SET PROBLEM =>
In the passage on young people and social media, update the section that begins at "For some young" and stops after "they depend on.", replacing "lifeline" with "support network".

EXTRACT TO READ =>
::::::::::

For some young people, particularly those from marginalised groups, the effects may be more complicated than policymakers anticipate. Social media is not simply a source of distraction. For some, it represents a lifeline. It is where many find recognition, solidarity and others like themselves, especially when those communities are absent in the world immediately around them.
Removing access, even temporarily, may feel less like a disciplinary measure and more like a rupture. For some, it could feel like a profound disruption to the social world they depend on.
None of this is to dismiss the benefits of stronger boundaries in schools. There is a certain case for reclaiming the classroom as a space for focus, learning and presence.
The recent announcement should prompt a broader set of questions: what happens next? How do young people move between offline and online worlds in healthy ways? How do we preserve the benefits of digital connection while reducing its harms? What, exactly, are we trying to protect children from, and what might we inadvertently take away in the process?

::::::::::

RECORDS PROVIDED =>

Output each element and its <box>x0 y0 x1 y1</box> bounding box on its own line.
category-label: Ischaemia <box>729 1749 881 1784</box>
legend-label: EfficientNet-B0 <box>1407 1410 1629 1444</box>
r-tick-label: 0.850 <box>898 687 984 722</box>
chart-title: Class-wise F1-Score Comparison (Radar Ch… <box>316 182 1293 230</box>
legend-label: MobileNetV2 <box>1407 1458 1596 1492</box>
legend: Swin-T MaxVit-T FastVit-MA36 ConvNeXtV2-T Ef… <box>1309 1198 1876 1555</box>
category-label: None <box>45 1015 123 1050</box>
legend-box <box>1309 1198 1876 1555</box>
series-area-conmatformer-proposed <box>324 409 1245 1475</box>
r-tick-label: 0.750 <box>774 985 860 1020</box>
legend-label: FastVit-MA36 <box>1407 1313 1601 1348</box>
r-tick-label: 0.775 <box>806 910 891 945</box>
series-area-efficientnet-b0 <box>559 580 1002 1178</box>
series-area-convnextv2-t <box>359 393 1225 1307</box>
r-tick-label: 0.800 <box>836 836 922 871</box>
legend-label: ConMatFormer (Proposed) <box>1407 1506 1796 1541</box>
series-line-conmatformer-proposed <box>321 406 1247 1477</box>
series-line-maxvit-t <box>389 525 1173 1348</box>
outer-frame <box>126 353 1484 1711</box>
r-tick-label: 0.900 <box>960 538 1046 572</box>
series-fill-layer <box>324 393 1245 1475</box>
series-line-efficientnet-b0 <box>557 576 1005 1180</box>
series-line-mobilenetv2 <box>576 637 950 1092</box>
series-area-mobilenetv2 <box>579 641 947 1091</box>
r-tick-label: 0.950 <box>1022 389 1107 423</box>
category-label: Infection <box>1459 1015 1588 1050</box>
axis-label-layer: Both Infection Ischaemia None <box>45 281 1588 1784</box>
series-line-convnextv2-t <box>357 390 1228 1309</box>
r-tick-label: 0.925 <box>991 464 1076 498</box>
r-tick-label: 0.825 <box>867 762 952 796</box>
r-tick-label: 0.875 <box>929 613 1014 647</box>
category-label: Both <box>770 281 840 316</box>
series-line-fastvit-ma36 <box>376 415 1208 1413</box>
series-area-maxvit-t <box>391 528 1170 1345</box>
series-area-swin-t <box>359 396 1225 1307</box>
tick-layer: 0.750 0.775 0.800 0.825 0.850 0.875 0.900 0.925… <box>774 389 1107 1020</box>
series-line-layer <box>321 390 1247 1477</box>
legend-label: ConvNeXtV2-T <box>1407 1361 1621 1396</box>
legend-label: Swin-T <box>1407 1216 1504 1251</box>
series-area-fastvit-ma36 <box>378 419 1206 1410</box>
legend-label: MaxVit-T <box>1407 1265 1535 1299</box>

::::::::::

COMPLETE OUTPUT =>
For some young people, particularly those from marginalised groups, the effects may be more complicated than policymakers anticipate. Social media is not simply a source of distraction. For some, it represents a support network. It is where many find recognition, solidarity and others like themselves, especially when those communities are absent in the world immediately around them.
Removing access, even temporarily, may feel less like a disciplinary measure and more like a rupture. For some, it could feel like a profound disruption to the social world they depend on.